STATED GOAL >> Write down every entry below once more, exactly.

** START **

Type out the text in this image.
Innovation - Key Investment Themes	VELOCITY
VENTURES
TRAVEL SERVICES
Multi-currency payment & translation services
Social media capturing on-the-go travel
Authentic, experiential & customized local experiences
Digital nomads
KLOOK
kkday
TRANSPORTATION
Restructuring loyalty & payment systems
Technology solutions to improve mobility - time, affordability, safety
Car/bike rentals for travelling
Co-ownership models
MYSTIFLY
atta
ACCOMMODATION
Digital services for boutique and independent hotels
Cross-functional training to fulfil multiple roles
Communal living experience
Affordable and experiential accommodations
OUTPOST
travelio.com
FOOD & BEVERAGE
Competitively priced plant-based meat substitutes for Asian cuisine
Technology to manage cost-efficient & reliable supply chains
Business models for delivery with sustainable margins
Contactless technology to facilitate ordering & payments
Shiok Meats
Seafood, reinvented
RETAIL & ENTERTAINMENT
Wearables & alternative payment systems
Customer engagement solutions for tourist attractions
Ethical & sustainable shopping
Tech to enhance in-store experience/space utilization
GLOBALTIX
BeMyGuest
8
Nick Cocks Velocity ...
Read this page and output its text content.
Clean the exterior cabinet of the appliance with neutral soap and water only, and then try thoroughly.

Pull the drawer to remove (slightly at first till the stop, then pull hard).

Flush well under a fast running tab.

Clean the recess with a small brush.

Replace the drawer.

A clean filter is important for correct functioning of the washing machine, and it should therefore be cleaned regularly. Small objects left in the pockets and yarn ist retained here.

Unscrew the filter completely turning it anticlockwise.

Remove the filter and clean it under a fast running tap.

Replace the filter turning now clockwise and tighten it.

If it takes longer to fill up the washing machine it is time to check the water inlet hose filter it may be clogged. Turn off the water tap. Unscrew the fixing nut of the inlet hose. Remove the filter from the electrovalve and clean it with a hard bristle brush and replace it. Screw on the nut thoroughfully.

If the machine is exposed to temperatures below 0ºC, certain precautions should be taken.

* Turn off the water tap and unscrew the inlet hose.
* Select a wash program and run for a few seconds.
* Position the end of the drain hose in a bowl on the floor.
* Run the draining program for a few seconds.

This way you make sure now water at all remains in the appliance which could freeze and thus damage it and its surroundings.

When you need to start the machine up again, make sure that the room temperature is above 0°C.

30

** END **

FINISHED TASK >>
Type out the text in this image.
Innovation - Key Investment Themes	VELOCITY
VENTURES
TRAVEL SERVICES
Multi-currency payment & translation services
Social media capturing on-the-go travel
Authentic, experiential & customized local experiences
Digital nomads
KLOOK
kkday
TRANSPORTATION
Restructuring loyalty & payment systems
Technology solutions to improve mobility - time, affordability, safety
Car/bike rentals for travelling
Co-ownership models
MYSTIFLY
atta
ACCOMMODATION
Digital services for boutique and independent hotels
Cross-functional training to fulfil multiple roles
Communal living experience
Affordable and experiential accommodations
OUTPOST
travelio.com
FOOD & BEVERAGE
Competitively priced plant-based meat substitutes for Asian cuisine
Technology to manage cost-efficient & reliable supply chains
Business models for delivery with sustainable margins
Contactless technology to facilitate ordering & payments
Shiok Meats
Seafood, reinvented
RETAIL & ENTERTAINMENT
Wearables & alternative payment systems
Customer engagement solutions for tourist attractions
Ethical & sustainable shopping
Tech to enhance in-store experience/space utilization
GLOBALTIX
BeMyGuest
8
Nick Cocks Velocity ...
Read this page and output its text content.
Clean the exterior cabinet of the appliance with neutral soap and water only, and then try thoroughly.

Pull the drawer to remove (slightly at first till the stop, then pull hard).

Flush well under a fast running tab.

Clean the recess with a small brush.

Replace the drawer.

A clean filter is important for correct functioning of the washing machine, and it should therefore be cleaned regularly. Small objects left in the pockets and yarn ist retained here.

Unscrew the filter completely turning it anticlockwise.

Remove the filter and clean it under a fast running tap.

Replace the filter turning now clockwise and tighten it.

If it takes longer to fill up the washing machine it is time to check the water inlet hose filter it may be clogged. Turn off the water tap. Unscrew the fixing nut of the inlet hose. Remove the filter from the electrovalve and clean it with a hard bristle brush and replace it. Screw on the nut thoroughfully.

If the machine is exposed to temperatures below 0ºC, certain precautions should be taken.

* Turn off the water tap and unscrew the inlet hose.
* Select a wash program and run for a few seconds.
* Position the end of the drain hose in a bowl on the floor.
* Run the draining program for a few seconds.

This way you make sure now water at all remains in the appliance which could freeze and thus damage it and its surroundings.

When you need to start the machine up again, make sure that the room temperature is above 0°C.

30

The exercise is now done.